Records from a collection:

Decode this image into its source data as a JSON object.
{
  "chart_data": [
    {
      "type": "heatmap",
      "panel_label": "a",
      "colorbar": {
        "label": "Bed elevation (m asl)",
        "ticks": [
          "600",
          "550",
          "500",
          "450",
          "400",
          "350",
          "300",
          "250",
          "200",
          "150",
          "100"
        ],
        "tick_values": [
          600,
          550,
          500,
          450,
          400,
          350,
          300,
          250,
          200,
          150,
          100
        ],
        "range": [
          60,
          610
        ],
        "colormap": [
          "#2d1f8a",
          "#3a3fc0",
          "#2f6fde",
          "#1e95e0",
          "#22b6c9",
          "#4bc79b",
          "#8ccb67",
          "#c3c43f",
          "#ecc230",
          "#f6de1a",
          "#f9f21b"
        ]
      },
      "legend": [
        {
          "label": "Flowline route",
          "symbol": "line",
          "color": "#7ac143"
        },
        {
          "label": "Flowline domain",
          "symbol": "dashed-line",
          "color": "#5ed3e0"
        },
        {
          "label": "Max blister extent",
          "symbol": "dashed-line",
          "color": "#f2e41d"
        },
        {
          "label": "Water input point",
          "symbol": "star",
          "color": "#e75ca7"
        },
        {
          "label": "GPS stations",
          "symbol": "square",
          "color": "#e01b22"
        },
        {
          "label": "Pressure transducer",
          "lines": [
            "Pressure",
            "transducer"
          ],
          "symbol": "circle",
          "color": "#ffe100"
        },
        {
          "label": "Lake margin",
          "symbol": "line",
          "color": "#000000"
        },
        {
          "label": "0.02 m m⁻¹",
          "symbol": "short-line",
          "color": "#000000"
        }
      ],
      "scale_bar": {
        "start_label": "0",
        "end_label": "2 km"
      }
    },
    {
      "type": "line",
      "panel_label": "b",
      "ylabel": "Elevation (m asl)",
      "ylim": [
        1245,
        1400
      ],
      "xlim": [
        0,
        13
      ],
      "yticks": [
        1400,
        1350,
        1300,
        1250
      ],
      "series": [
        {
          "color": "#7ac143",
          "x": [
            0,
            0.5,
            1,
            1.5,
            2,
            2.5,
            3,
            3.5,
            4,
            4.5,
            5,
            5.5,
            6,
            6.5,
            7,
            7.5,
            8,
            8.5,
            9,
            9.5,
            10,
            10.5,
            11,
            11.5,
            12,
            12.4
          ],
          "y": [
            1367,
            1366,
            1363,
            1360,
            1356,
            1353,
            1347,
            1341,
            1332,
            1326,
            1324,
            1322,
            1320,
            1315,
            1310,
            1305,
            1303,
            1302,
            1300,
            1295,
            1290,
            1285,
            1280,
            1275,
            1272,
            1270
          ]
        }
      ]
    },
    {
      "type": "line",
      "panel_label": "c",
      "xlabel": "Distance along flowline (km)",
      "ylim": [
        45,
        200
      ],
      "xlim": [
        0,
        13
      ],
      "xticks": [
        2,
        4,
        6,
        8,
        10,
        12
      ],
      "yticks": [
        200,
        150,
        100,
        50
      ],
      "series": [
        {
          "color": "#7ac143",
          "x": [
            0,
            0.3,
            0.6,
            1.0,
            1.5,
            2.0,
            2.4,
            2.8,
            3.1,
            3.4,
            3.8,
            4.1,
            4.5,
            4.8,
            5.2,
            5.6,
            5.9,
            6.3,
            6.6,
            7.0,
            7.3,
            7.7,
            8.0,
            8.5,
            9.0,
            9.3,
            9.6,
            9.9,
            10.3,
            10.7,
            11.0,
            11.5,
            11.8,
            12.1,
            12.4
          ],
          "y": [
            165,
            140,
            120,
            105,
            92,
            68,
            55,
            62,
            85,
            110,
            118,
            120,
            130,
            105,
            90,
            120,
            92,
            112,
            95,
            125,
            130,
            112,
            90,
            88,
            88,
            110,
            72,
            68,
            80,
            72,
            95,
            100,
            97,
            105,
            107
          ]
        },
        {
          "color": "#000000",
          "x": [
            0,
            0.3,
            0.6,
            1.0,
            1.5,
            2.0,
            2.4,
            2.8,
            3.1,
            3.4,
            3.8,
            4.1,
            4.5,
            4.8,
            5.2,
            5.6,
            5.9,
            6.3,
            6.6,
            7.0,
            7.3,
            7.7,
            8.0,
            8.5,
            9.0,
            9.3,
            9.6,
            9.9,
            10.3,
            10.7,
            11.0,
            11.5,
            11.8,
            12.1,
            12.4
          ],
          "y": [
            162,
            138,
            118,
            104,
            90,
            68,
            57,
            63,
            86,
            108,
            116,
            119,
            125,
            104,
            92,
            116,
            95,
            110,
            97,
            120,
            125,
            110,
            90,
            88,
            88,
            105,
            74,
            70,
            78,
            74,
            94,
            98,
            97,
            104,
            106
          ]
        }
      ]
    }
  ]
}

## Directions
Above are some records. Print them all exactly.

## Written response
Decode this image into its source data as a JSON object.
{
  "chart_data": [
    {
      "type": "heatmap",
      "panel_label": "a",
      "colorbar": {
        "label": "Bed elevation (m asl)",
        "ticks": [
          "600",
          "550",
          "500",
          "450",
          "400",
          "350",
          "300",
          "250",
          "200",
          "150",
          "100"
        ],
        "tick_values": [
          600,
          550,
          500,
          450,
          400,
          350,
          300,
          250,
          200,
          150,
          100
        ],
        "range": [
          60,
          610
        ],
        "colormap": [
          "#2d1f8a",
          "#3a3fc0",
          "#2f6fde",
          "#1e95e0",
          "#22b6c9",
          "#4bc79b",
          "#8ccb67",
          "#c3c43f",
          "#ecc230",
          "#f6de1a",
          "#f9f21b"
        ]
      },
      "legend": [
        {
          "label": "Flowline route",
          "symbol": "line",
          "color": "#7ac143"
        },
        {
          "label": "Flowline domain",
          "symbol": "dashed-line",
          "color": "#5ed3e0"
        },
        {
          "label": "Max blister extent",
          "symbol": "dashed-line",
          "color": "#f2e41d"
        },
        {
          "label": "Water input point",
          "symbol": "star",
          "color": "#e75ca7"
        },
        {
          "label": "GPS stations",
          "symbol": "square",
          "color": "#e01b22"
        },
        {
          "label": "Pressure transducer",
          "lines": [
            "Pressure",
            "transducer"
          ],
          "symbol": "circle",
          "color": "#ffe100"
        },
        {
          "label": "Lake margin",
          "symbol": "line",
          "color": "#000000"
        },
        {
          "label": "0.02 m m⁻¹",
          "symbol": "short-line",
          "color": "#000000"
        }
      ],
      "scale_bar": {
        "start_label": "0",
        "end_label": "2 km"
      }
    },
    {
      "type": "line",
      "panel_label": "b",
      "ylabel": "Elevation (m asl)",
      "ylim": [
        1245,
        1400
      ],
      "xlim": [
        0,
        13
      ],
      "yticks": [
        1400,
        1350,
        1300,
        1250
      ],
      "series": [
        {
          "color": "#7ac143",
          "x": [
            0,
            0.5,
            1,
            1.5,
            2,
            2.5,
            3,
            3.5,
            4,
            4.5,
            5,
            5.5,
            6,
            6.5,
            7,
            7.5,
            8,
            8.5,
            9,
            9.5,
            10,
            10.5,
            11,
            11.5,
            12,
            12.4
          ],
          "y": [
            1367,
            1366,
            1363,
            1360,
            1356,
            1353,
            1347,
            1341,
            1332,
            1326,
            1324,
            1322,
            1320,
            1315,
            1310,
            1305,
            1303,
            1302,
            1300,
            1295,
            1290,
            1285,
            1280,
            1275,
            1272,
            1270
          ]
        }
      ]
    },
    {
      "type": "line",
      "panel_label": "c",
      "xlabel": "Distance along flowline (km)",
      "ylim": [
        45,
        200
      ],
      "xlim": [
        0,
        13
      ],
      "xticks": [
        2,
        4,
        6,
        8,
        10,
        12
      ],
      "yticks": [
        200,
        150,
        100,
        50
      ],
      "series": [
        {
          "color": "#7ac143",
          "x": [
            0,
            0.3,
            0.6,
            1.0,
            1.5,
            2.0,
            2.4,
            2.8,
            3.1,
            3.4,
            3.8,
            4.1,
            4.5,
            4.8,
            5.2,
            5.6,
            5.9,
            6.3,
            6.6,
            7.0,
            7.3,
            7.7,
            8.0,
            8.5,
            9.0,
            9.3,
            9.6,
            9.9,
            10.3,
            10.7,
            11.0,
            11.5,
            11.8,
            12.1,
            12.4
          ],
          "y": [
            165,
            140,
            120,
            105,
            92,
            68,
            55,
            62,
            85,
            110,
            118,
            120,
            130,
            105,
            90,
            120,
            92,
            112,
            95,
            125,
            130,
            112,
            90,
            88,
            88,
            110,
            72,
            68,
            80,
            72,
            95,
            100,
            97,
            105,
            107
          ]
        },
        {
          "color": "#000000",
          "x": [
            0,
            0.3,
            0.6,
            1.0,
            1.5,
            2.0,
            2.4,
            2.8,
            3.1,
            3.4,
            3.8,
            4.1,
            4.5,
            4.8,
            5.2,
            5.6,
            5.9,
            6.3,
            6.6,
            7.0,
            7.3,
            7.7,
            8.0,
            8.5,
            9.0,
            9.3,
            9.6,
            9.9,
            10.3,
            10.7,
            11.0,
            11.5,
            11.8,
            12.1,
            12.4
          ],
          "y": [
            162,
            138,
            118,
            104,
            90,
            68,
            57,
            63,
            86,
            108,
            116,
            119,
            125,
            104,
            92,
            116,
            95,
            110,
            97,
            120,
            125,
            110,
            90,
            88,
            88,
            105,
            74,
            70,
            78,
            74,
            94,
            98,
            97,
            104,
            106
          ]
        }
      ]
    }
  ]
}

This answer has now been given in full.